» EXERCISE
Without skipping anything, write out each record below exactly.

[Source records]

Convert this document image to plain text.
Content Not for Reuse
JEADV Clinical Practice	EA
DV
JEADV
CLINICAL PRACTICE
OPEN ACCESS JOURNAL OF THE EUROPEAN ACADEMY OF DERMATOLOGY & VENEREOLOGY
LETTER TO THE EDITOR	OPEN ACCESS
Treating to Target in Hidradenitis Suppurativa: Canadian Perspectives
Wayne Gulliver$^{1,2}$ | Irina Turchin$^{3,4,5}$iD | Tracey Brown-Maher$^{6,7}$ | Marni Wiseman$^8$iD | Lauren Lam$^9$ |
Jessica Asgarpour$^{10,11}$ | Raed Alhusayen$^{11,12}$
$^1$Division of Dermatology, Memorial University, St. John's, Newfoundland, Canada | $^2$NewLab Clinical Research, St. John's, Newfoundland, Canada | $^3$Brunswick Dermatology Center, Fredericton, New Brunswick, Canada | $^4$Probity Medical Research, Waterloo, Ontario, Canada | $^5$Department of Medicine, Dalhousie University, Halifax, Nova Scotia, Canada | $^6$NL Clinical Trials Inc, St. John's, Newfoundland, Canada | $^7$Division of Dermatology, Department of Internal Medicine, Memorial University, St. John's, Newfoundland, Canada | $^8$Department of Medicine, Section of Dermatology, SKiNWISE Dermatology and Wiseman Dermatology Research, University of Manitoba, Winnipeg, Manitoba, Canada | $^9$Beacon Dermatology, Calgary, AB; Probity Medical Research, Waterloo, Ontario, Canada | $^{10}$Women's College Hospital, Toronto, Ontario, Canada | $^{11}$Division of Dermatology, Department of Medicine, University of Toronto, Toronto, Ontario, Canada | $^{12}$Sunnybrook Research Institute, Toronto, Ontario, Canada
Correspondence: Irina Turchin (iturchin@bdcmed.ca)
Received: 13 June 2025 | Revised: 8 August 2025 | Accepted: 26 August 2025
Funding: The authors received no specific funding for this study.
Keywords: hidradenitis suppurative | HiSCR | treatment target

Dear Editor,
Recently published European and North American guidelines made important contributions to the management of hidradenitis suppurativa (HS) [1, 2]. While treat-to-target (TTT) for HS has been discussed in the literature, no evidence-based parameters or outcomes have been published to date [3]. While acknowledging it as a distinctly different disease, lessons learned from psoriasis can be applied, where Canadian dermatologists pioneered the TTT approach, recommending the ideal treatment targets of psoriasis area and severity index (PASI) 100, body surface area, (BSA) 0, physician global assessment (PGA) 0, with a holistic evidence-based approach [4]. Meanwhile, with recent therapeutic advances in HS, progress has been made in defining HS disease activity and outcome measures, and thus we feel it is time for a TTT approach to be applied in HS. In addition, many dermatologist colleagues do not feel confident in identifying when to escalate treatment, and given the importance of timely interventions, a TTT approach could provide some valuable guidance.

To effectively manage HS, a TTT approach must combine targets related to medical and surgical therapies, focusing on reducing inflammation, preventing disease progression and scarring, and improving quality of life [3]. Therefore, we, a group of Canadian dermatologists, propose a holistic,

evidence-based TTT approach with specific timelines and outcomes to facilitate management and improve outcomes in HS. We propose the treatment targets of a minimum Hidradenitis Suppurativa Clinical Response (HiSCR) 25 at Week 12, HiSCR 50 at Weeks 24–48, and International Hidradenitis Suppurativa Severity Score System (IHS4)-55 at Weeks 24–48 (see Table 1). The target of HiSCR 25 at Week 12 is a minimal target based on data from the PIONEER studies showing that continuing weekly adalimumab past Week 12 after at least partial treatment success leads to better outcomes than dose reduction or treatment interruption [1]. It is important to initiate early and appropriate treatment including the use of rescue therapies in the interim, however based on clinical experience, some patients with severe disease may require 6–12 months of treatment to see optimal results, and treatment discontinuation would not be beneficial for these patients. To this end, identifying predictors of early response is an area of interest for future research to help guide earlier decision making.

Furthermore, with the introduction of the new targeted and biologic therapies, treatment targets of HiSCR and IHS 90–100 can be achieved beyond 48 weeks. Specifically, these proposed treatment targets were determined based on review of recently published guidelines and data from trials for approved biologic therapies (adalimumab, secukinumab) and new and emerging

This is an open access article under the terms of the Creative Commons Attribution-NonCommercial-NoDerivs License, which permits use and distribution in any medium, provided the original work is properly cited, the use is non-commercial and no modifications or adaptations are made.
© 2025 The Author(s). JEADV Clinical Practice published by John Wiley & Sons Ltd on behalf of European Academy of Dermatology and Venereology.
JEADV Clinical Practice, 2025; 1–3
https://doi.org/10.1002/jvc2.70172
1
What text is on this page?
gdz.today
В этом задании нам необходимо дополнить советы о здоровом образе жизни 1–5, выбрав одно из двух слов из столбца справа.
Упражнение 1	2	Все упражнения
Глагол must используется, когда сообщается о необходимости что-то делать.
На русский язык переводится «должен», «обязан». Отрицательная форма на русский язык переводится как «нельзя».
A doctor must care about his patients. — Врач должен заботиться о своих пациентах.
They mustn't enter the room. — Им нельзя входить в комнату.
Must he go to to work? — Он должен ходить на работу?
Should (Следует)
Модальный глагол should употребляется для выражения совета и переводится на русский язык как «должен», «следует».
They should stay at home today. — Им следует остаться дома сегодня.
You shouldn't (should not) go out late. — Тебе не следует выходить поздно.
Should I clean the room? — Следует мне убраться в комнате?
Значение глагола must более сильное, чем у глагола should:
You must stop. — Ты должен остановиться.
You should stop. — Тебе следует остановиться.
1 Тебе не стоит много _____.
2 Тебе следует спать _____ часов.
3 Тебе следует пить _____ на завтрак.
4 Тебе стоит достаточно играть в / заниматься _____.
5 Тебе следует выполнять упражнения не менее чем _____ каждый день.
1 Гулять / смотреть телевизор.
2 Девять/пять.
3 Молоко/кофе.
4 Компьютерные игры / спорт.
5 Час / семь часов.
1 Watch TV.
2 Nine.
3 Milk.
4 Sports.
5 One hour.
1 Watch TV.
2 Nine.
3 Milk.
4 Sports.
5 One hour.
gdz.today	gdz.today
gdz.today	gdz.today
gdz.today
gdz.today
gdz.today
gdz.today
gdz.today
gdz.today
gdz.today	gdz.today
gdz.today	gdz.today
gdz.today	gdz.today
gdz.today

» ANSWER TO THIS TASK
Convert this document image to plain text.
Content Not for Reuse
JEADV Clinical Practice	EA
DV
JEADV
CLINICAL PRACTICE
OPEN ACCESS JOURNAL OF THE EUROPEAN ACADEMY OF DERMATOLOGY & VENEREOLOGY
LETTER TO THE EDITOR	OPEN ACCESS
Treating to Target in Hidradenitis Suppurativa: Canadian Perspectives
Wayne Gulliver$^{1,2}$ | Irina Turchin$^{3,4,5}$iD | Tracey Brown-Maher$^{6,7}$ | Marni Wiseman$^8$iD | Lauren Lam$^9$ |
Jessica Asgarpour$^{10,11}$ | Raed Alhusayen$^{11,12}$
$^1$Division of Dermatology, Memorial University, St. John's, Newfoundland, Canada | $^2$NewLab Clinical Research, St. John's, Newfoundland, Canada | $^3$Brunswick Dermatology Center, Fredericton, New Brunswick, Canada | $^4$Probity Medical Research, Waterloo, Ontario, Canada | $^5$Department of Medicine, Dalhousie University, Halifax, Nova Scotia, Canada | $^6$NL Clinical Trials Inc, St. John's, Newfoundland, Canada | $^7$Division of Dermatology, Department of Internal Medicine, Memorial University, St. John's, Newfoundland, Canada | $^8$Department of Medicine, Section of Dermatology, SKiNWISE Dermatology and Wiseman Dermatology Research, University of Manitoba, Winnipeg, Manitoba, Canada | $^9$Beacon Dermatology, Calgary, AB; Probity Medical Research, Waterloo, Ontario, Canada | $^{10}$Women's College Hospital, Toronto, Ontario, Canada | $^{11}$Division of Dermatology, Department of Medicine, University of Toronto, Toronto, Ontario, Canada | $^{12}$Sunnybrook Research Institute, Toronto, Ontario, Canada
Correspondence: Irina Turchin (iturchin@bdcmed.ca)
Received: 13 June 2025 | Revised: 8 August 2025 | Accepted: 26 August 2025
Funding: The authors received no specific funding for this study.
Keywords: hidradenitis suppurative | HiSCR | treatment target

Dear Editor,
Recently published European and North American guidelines made important contributions to the management of hidradenitis suppurativa (HS) [1, 2]. While treat-to-target (TTT) for HS has been discussed in the literature, no evidence-based parameters or outcomes have been published to date [3]. While acknowledging it as a distinctly different disease, lessons learned from psoriasis can be applied, where Canadian dermatologists pioneered the TTT approach, recommending the ideal treatment targets of psoriasis area and severity index (PASI) 100, body surface area, (BSA) 0, physician global assessment (PGA) 0, with a holistic evidence-based approach [4]. Meanwhile, with recent therapeutic advances in HS, progress has been made in defining HS disease activity and outcome measures, and thus we feel it is time for a TTT approach to be applied in HS. In addition, many dermatologist colleagues do not feel confident in identifying when to escalate treatment, and given the importance of timely interventions, a TTT approach could provide some valuable guidance.

To effectively manage HS, a TTT approach must combine targets related to medical and surgical therapies, focusing on reducing inflammation, preventing disease progression and scarring, and improving quality of life [3]. Therefore, we, a group of Canadian dermatologists, propose a holistic,

evidence-based TTT approach with specific timelines and outcomes to facilitate management and improve outcomes in HS. We propose the treatment targets of a minimum Hidradenitis Suppurativa Clinical Response (HiSCR) 25 at Week 12, HiSCR 50 at Weeks 24–48, and International Hidradenitis Suppurativa Severity Score System (IHS4)-55 at Weeks 24–48 (see Table 1). The target of HiSCR 25 at Week 12 is a minimal target based on data from the PIONEER studies showing that continuing weekly adalimumab past Week 12 after at least partial treatment success leads to better outcomes than dose reduction or treatment interruption [1]. It is important to initiate early and appropriate treatment including the use of rescue therapies in the interim, however based on clinical experience, some patients with severe disease may require 6–12 months of treatment to see optimal results, and treatment discontinuation would not be beneficial for these patients. To this end, identifying predictors of early response is an area of interest for future research to help guide earlier decision making.

Furthermore, with the introduction of the new targeted and biologic therapies, treatment targets of HiSCR and IHS 90–100 can be achieved beyond 48 weeks. Specifically, these proposed treatment targets were determined based on review of recently published guidelines and data from trials for approved biologic therapies (adalimumab, secukinumab) and new and emerging

This is an open access article under the terms of the Creative Commons Attribution-NonCommercial-NoDerivs License, which permits use and distribution in any medium, provided the original work is properly cited, the use is non-commercial and no modifications or adaptations are made.
© 2025 The Author(s). JEADV Clinical Practice published by John Wiley & Sons Ltd on behalf of European Academy of Dermatology and Venereology.
JEADV Clinical Practice, 2025; 1–3
https://doi.org/10.1002/jvc2.70172
1
What text is on this page?
gdz.today
В этом задании нам необходимо дополнить советы о здоровом образе жизни 1–5, выбрав одно из двух слов из столбца справа.
Упражнение 1	2	Все упражнения
Глагол must используется, когда сообщается о необходимости что-то делать.
На русский язык переводится «должен», «обязан». Отрицательная форма на русский язык переводится как «нельзя».
A doctor must care about his patients. — Врач должен заботиться о своих пациентах.
They mustn't enter the room. — Им нельзя входить в комнату.
Must he go to to work? — Он должен ходить на работу?
Should (Следует)
Модальный глагол should употребляется для выражения совета и переводится на русский язык как «должен», «следует».
They should stay at home today. — Им следует остаться дома сегодня.
You shouldn't (should not) go out late. — Тебе не следует выходить поздно.
Should I clean the room? — Следует мне убраться в комнате?
Значение глагола must более сильное, чем у глагола should:
You must stop. — Ты должен остановиться.
You should stop. — Тебе следует остановиться.
1 Тебе не стоит много _____.
2 Тебе следует спать _____ часов.
3 Тебе следует пить _____ на завтрак.
4 Тебе стоит достаточно играть в / заниматься _____.
5 Тебе следует выполнять упражнения не менее чем _____ каждый день.
1 Гулять / смотреть телевизор.
2 Девять/пять.
3 Молоко/кофе.
4 Компьютерные игры / спорт.
5 Час / семь часов.
1 Watch TV.
2 Nine.
3 Milk.
4 Sports.
5 One hour.
1 Watch TV.
2 Nine.
3 Milk.
4 Sports.
5 One hour.
gdz.today	gdz.today
gdz.today	gdz.today
gdz.today
gdz.today
gdz.today
gdz.today
gdz.today
gdz.today
gdz.today	gdz.today
gdz.today	gdz.today
gdz.today	gdz.today
gdz.today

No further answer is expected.